### What this exercise asks:
**a)** According to the R model-training walkthrough, what type of cross validation will be used for model fitting?
**b)** Pick up the R model-training walkthrough right after its final line and keep it going.

dim(training)
## [1] 19622 160
train_data <- training[-c(1:7)]
train_data <- sapply(train_data[, -c(153)], as.numeric)
train_data <- as.data.frame(train_data)
Variables that were highly correlated, with near zero variance or with an NA proportion greater than 80% were removed from the training data frame.
# Removing features with near zero variance
train_nzv <- nearZeroVar(train_data)
train_data <- train_data[, -train_nzv]
# Removing highly correlated features
M <- abs(cor(train_data))
M[!lower.tri(M)] <- 0
high_cor_features <- which(M > 0.8, arr.ind = TRUE)
train_data <- train_data[, !apply(M, 2,
function(x) any(abs(x) > 0.8, na.rm = TRUE))]
# Removing features with NA values
train_data <- train_data[lapply(train_data,
function(x) sum(is.na(x))/length(x) ) < 0.9 ]
# Adding classification var
train_data$classe <- training$classe
train_data$classe <- as.factor(train_data$classe)
The training data set was divided into two different data sets. The models will be build on the train_data data set, and the obtained models will be tested on the val_data validation data set.
set.seed(125)
inTrain <- createDataPartition(y = train_data$classe, p = 0.8, list = FALSE)
train_data <- train_data[inTrain, ]
val_data <- train_data[-inTrain, ]
3-fold cross validation will be used for model fitting.
fitControl <- trainControl(method = "cv", number = 3)

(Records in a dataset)
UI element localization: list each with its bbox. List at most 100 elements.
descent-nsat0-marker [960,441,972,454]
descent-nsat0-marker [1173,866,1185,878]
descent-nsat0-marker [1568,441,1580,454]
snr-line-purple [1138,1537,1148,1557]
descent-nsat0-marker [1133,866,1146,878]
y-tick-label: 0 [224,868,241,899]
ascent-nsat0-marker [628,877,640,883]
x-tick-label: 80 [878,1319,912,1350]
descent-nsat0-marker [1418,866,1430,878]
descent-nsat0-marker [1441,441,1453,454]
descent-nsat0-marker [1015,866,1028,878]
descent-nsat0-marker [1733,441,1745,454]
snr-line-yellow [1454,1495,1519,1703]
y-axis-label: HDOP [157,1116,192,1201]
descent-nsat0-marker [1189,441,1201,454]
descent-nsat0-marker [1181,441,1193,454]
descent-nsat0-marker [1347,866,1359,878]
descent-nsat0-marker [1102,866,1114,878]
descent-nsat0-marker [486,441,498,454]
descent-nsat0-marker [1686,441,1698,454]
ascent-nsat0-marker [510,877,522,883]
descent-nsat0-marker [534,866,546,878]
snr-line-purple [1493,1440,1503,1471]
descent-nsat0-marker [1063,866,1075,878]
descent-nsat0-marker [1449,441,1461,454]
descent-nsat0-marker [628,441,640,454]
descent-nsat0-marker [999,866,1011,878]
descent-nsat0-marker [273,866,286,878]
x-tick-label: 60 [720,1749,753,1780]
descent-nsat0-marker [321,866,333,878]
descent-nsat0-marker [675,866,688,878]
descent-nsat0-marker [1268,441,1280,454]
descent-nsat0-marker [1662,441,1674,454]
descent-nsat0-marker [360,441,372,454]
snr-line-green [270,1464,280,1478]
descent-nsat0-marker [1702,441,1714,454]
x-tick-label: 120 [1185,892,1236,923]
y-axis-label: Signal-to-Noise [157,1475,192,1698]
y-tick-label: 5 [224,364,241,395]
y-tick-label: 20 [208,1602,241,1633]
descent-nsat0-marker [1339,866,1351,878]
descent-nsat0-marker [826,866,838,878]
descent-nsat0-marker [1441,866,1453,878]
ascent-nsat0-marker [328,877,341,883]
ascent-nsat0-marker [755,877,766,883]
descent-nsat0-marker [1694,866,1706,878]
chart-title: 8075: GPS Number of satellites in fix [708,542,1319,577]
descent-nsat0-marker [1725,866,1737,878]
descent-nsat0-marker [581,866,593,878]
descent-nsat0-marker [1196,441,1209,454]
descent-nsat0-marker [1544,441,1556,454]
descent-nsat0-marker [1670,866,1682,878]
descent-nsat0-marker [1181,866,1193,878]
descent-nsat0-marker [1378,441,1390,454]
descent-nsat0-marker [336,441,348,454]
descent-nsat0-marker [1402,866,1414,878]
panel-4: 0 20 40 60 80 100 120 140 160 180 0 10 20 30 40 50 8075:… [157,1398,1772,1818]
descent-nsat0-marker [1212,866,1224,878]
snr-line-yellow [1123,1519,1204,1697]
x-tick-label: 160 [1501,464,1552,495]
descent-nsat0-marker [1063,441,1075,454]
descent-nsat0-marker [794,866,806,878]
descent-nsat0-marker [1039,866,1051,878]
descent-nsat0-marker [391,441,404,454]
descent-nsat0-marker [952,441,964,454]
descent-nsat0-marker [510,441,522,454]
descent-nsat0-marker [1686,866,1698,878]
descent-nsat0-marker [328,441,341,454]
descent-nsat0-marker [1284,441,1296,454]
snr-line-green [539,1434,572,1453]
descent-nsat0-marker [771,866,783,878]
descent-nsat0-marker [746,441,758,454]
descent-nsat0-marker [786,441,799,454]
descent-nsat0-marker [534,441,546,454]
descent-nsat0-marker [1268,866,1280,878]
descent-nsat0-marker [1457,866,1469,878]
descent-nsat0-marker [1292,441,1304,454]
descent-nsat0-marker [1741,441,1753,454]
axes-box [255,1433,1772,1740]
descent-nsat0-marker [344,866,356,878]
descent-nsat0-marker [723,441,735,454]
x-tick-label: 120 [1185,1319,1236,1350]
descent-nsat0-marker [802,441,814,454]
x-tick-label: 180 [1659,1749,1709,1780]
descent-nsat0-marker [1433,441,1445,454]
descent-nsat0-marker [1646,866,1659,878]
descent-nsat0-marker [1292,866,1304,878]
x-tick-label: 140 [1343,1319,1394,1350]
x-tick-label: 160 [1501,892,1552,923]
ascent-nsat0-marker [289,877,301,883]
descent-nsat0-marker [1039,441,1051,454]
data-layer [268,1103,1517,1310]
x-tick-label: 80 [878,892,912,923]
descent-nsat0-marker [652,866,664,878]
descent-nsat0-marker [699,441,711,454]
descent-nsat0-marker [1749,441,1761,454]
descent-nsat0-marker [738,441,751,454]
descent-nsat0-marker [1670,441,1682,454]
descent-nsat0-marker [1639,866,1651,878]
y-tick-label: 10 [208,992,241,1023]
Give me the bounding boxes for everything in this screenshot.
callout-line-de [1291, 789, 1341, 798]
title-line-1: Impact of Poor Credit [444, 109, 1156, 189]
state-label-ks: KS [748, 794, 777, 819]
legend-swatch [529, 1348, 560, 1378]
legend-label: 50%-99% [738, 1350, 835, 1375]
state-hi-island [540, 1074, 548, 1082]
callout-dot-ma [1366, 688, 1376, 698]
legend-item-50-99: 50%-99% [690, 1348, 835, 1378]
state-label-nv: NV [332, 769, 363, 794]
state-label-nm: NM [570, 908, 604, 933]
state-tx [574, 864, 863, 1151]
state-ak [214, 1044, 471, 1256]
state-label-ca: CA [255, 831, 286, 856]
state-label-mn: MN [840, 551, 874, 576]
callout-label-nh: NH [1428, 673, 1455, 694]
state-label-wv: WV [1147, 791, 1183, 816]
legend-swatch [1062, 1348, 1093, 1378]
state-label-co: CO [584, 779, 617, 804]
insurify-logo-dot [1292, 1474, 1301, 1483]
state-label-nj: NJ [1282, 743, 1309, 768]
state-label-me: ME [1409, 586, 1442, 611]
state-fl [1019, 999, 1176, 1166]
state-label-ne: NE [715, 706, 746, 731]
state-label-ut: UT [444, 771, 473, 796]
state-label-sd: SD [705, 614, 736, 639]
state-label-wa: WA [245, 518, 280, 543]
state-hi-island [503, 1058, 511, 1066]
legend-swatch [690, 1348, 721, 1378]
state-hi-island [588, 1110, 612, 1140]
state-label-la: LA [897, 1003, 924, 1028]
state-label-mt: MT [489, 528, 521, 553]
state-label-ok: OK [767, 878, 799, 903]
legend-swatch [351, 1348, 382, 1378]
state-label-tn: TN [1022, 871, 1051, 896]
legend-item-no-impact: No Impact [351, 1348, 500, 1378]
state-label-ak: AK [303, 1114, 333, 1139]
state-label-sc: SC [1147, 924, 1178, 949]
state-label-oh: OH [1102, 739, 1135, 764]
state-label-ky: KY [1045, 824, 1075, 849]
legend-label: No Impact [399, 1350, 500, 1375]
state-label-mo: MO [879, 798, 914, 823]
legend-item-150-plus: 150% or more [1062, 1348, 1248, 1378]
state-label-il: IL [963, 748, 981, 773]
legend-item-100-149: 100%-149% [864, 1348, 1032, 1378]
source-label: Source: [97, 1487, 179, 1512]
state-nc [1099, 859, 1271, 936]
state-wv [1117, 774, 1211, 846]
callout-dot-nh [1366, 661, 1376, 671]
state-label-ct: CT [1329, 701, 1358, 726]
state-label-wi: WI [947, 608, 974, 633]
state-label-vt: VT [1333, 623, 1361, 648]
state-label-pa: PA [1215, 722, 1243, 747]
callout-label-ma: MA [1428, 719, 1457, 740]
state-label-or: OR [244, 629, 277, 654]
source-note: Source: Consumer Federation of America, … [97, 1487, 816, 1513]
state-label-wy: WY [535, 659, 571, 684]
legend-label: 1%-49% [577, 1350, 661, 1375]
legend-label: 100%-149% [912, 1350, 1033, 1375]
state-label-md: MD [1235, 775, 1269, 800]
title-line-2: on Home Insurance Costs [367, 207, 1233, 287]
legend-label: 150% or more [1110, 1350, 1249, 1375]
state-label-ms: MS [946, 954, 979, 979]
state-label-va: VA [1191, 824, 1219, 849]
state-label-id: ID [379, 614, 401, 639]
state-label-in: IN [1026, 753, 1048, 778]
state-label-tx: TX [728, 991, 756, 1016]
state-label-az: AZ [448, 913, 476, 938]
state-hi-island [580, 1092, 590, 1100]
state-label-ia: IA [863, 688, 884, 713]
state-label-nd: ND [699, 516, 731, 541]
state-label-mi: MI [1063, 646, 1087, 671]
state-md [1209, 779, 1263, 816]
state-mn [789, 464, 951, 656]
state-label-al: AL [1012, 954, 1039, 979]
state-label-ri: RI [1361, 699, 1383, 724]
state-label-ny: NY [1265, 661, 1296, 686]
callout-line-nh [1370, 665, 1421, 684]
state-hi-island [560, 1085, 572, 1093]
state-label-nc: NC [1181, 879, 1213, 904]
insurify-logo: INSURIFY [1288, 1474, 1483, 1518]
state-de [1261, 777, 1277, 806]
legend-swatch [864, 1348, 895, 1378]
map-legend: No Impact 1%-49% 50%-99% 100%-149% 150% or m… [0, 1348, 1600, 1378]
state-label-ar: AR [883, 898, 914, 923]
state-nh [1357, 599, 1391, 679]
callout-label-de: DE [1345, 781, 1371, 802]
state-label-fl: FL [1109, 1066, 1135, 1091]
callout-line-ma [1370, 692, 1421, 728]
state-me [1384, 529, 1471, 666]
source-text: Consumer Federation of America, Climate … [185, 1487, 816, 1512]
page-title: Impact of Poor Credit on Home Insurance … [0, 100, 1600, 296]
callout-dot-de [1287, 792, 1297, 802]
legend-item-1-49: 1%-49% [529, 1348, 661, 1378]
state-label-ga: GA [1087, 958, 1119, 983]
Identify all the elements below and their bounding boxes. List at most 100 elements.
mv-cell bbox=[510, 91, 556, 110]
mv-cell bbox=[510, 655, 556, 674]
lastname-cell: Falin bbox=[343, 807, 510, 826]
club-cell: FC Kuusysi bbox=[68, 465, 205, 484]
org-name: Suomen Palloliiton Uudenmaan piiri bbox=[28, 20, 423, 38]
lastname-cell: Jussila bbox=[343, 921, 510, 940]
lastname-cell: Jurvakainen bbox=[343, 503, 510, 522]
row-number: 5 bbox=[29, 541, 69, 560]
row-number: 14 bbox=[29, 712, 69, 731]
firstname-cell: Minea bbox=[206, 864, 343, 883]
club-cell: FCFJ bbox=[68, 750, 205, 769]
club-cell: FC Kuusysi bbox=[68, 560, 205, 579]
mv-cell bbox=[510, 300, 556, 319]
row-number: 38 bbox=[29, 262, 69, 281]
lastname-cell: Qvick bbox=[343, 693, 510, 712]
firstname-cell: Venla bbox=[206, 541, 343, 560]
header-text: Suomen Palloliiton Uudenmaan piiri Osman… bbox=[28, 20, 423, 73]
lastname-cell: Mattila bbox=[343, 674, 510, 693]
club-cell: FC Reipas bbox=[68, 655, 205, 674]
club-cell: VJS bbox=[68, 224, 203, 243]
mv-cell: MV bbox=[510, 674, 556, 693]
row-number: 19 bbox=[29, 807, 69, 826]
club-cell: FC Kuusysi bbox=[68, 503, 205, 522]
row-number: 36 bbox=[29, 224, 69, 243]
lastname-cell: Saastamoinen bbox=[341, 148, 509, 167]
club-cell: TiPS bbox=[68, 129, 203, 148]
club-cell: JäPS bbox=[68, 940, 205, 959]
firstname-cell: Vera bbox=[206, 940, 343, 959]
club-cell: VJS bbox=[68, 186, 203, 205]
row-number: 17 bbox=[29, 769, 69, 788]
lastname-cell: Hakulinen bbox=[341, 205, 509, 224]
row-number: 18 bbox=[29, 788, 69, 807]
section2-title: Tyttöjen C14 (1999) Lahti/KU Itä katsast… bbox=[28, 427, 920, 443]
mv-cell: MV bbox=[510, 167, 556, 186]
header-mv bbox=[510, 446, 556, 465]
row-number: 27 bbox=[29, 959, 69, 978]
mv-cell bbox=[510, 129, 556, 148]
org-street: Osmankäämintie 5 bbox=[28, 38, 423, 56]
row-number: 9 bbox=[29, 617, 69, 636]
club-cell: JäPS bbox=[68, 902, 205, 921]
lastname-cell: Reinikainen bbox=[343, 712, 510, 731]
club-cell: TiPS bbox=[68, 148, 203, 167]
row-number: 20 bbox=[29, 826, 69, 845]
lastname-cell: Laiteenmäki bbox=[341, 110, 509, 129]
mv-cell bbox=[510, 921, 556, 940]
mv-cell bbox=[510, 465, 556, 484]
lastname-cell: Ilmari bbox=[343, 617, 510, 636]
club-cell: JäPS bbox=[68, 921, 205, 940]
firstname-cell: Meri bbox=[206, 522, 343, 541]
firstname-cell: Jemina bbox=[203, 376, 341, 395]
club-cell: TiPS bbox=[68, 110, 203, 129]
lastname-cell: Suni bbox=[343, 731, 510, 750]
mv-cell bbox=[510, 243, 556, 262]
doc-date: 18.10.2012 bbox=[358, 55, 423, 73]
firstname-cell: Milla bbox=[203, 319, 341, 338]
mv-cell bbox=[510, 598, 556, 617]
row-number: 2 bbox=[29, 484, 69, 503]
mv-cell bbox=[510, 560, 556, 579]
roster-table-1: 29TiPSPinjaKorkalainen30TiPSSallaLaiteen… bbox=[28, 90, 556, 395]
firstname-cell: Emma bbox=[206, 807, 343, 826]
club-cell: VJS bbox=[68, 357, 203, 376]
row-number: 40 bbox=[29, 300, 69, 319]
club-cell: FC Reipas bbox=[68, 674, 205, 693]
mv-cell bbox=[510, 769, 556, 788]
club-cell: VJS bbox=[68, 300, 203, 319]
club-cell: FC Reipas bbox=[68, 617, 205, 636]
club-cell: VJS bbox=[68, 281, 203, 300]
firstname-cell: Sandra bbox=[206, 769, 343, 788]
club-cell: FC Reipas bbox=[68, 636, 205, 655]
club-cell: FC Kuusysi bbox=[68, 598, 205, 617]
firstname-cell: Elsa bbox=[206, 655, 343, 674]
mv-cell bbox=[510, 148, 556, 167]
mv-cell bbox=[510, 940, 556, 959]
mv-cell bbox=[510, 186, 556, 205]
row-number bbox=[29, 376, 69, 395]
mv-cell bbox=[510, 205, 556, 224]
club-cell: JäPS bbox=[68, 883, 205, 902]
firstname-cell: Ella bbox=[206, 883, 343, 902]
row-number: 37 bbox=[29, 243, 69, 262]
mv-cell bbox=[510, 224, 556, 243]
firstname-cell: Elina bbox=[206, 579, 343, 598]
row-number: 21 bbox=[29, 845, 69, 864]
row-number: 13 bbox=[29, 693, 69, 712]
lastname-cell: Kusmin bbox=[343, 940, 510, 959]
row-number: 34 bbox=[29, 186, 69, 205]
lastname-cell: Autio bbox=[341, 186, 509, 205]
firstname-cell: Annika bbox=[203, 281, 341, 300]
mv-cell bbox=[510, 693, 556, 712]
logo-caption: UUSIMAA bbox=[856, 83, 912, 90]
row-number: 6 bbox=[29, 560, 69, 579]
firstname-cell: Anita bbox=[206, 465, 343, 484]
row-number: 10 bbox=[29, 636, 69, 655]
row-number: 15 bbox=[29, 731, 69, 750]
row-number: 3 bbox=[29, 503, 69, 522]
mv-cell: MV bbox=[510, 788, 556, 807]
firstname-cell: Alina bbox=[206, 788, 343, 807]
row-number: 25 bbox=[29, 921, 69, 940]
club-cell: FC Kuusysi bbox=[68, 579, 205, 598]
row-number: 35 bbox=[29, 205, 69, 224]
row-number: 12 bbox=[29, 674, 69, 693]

### Answers for the exercise:
**a)** 3-fold cross validation will be used for model fitting.

**b)**
A Gradient Boosting Machine model and a Random Forest model were created.
gbmFit1 <- train(classe ~ ., data = train_data,
method = "gbm",
trControl = fitControl,
verbose = FALSE)
rfFit <- train(classe ~ ., data = train_data,
trControl = fitControl,
method = "rf")
Below are the plots of bot models
library(gridExtra)
grid.arrange(plot(gbmFit1), plot(rfFit), nrow = 1)
## Model Validation Both models were tested on the validation data set, and confusion matrices were created to compare their accuracy.
gbm_pred <- predict(gbmFit1, val_data)
rf_pred <- predict(rfFit, val_data)
gbm_cm <- confusionMatrix(gbm_pred, val_data$classe)
gbm_cm
## Confusion Matrix and Statistics
##
## Reference
## Prediction A B C D E
## A 879 17 0 1 0
## B 5 600 11 3 2
## C 1 9 508 17 4
## D 0 0 8 497 4
## E 0 1 2 3 556
##
## Overall Statistics
##
## Accuracy : 0.9719
## 95% CI : (0.9655, 0.9774)
## No Information Rate : 0.2829
## P-Value [Acc > NIR] : < 2.2e-16
##
## Kappa : 0.9644
##
## Mcnemar's Test P-Value : NA
##
## Statistics by Class:
##
## Class: A Class: B Class: C Class: D Class: E
## Sensitivity 0.9932 0.9569 0.9603 0.9539 0.9823
## Specificity 0.9920 0.9916 0.9881 0.9954 0.9977
## Pos Pred Value 0.9799 0.9662 0.9425 0.9764 0.9893
## Neg Pred Value 0.9973 0.9892 0.9919 0.9908 0.9961
## Prevalence 0.2829 0.2004 0.1691 0.1666 0.1809
## Detection Rate 0.2810 0.1918 0.1624 0.1589 0.1777
## Detection Prevalence 0.2868 0.1985 0.1723 0.1627 0.1797
## Balanced Accuracy 0.9926 0.9743 0.9742 0.9747 0.9900
rf_cm <- confusionMatrix(rf_pred, val_data$classe)
rf_cm
## Confusion Matrix and Statistics
##
## Reference
## Prediction A B C D E
## A 885 0 0 0 0
## B 0 627 0 0 0
## C 0 0 529 0 0
## D 0 0 0 521 0
## E 0 0 0 0 566
##
## Overall Statistics
##
## Accuracy : 1
## 95% CI : (0.9988, 1)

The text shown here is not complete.